== Given task ==
Each line below is to be written out in full, exactly as shown.
--------
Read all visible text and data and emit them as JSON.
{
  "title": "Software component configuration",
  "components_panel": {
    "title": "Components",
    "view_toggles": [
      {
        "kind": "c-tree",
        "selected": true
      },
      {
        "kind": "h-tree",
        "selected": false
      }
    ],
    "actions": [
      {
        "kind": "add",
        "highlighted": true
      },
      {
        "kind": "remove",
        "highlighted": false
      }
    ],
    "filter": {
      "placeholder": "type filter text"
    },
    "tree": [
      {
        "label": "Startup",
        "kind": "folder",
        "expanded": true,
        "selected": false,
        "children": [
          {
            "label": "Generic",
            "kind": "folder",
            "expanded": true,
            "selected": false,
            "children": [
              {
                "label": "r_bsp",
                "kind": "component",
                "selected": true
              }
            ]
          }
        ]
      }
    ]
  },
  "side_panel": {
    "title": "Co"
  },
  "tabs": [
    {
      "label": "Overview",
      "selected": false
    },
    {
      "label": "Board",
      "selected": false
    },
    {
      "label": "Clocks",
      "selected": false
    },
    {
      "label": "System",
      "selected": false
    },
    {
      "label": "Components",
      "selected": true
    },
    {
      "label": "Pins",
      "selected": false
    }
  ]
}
--------
== Expected output ==
Read all visible text and data and emit them as JSON.
{
  "title": "Software component configuration",
  "components_panel": {
    "title": "Components",
    "view_toggles": [
      {
        "kind": "c-tree",
        "selected": true
      },
      {
        "kind": "h-tree",
        "selected": false
      }
    ],
    "actions": [
      {
        "kind": "add",
        "highlighted": true
      },
      {
        "kind": "remove",
        "highlighted": false
      }
    ],
    "filter": {
      "placeholder": "type filter text"
    },
    "tree": [
      {
        "label": "Startup",
        "kind": "folder",
        "expanded": true,
        "selected": false,
        "children": [
          {
            "label": "Generic",
            "kind": "folder",
            "expanded": true,
            "selected": false,
            "children": [
              {
                "label": "r_bsp",
                "kind": "component",
                "selected": true
              }
            ]
          }
        ]
      }
    ]
  },
  "side_panel": {
    "title": "Co"
  },
  "tabs": [
    {
      "label": "Overview",
      "selected": false
    },
    {
      "label": "Board",
      "selected": false
    },
    {
      "label": "Clocks",
      "selected": false
    },
    {
      "label": "System",
      "selected": false
    },
    {
      "label": "Components",
      "selected": true
    },
    {
      "label": "Pins",
      "selected": false
    }
  ]
}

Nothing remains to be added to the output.